→ DIRECTIONS FOR THIS TASK
Return all entries precisely as they stand, without the images.

─── DATA SHOWN ───

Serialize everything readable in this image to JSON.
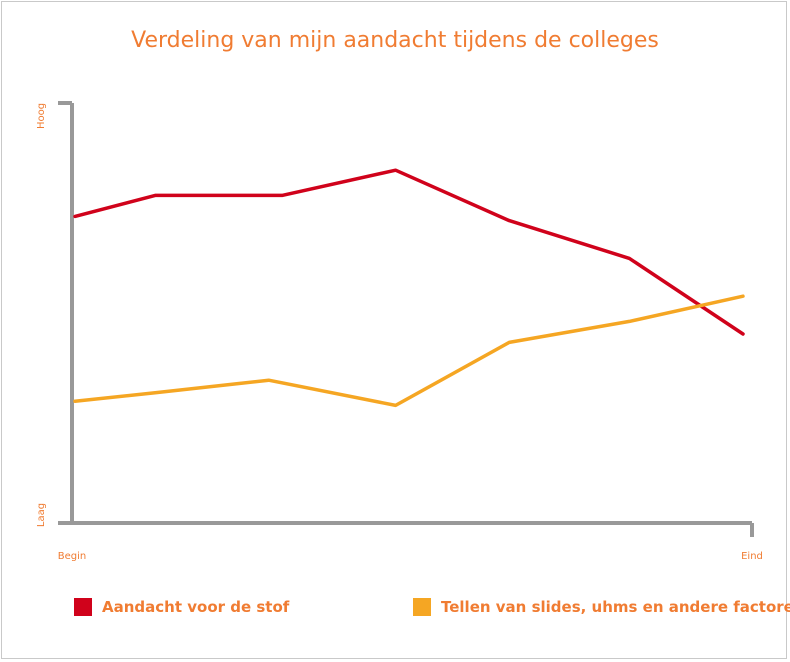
{
  "chart_data": {
    "type": "line",
    "title": "Verdeling van mijn aandacht tijdens de colleges",
    "xlabel": "",
    "ylabel": "",
    "x_tick_labels": [
      "Begin",
      "Eind"
    ],
    "y_tick_labels": [
      "Laag",
      "Hoog"
    ],
    "ylim": [
      0,
      100
    ],
    "grid": false,
    "legend_position": "bottom",
    "series": [
      {
        "name": "Aandacht voor de stof",
        "color": "#d0021b",
        "x": [
          0.0,
          0.12,
          0.31,
          0.48,
          0.65,
          0.83,
          1.0
        ],
        "values": [
          73,
          78,
          78,
          84,
          72,
          63,
          45
        ]
      },
      {
        "name": "Tellen van slides, uhms en andere factoren",
        "color": "#f5a623",
        "x": [
          0.0,
          0.12,
          0.29,
          0.48,
          0.65,
          0.83,
          1.0
        ],
        "values": [
          29,
          31,
          34,
          28,
          43,
          48,
          54
        ]
      }
    ]
  }
}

───

→ THE ANSWER
Serialize everything readable in this image to JSON.
{
  "chart_data": {
    "type": "line",
    "title": "Verdeling van mijn aandacht tijdens de colleges",
    "xlabel": "",
    "ylabel": "",
    "x_tick_labels": [
      "Begin",
      "Eind"
    ],
    "y_tick_labels": [
      "Laag",
      "Hoog"
    ],
    "ylim": [
      0,
      100
    ],
    "grid": false,
    "legend_position": "bottom",
    "series": [
      {
        "name": "Aandacht voor de stof",
        "color": "#d0021b",
        "x": [
          0.0,
          0.12,
          0.31,
          0.48,
          0.65,
          0.83,
          1.0
        ],
        "values": [
          73,
          78,
          78,
          84,
          72,
          63,
          45
        ]
      },
      {
        "name": "Tellen van slides, uhms en andere factoren",
        "color": "#f5a623",
        "x": [
          0.0,
          0.12,
          0.29,
          0.48,
          0.65,
          0.83,
          1.0
        ],
        "values": [
          29,
          31,
          34,
          28,
          43,
          48,
          54
        ]
      }
    ]
  }
}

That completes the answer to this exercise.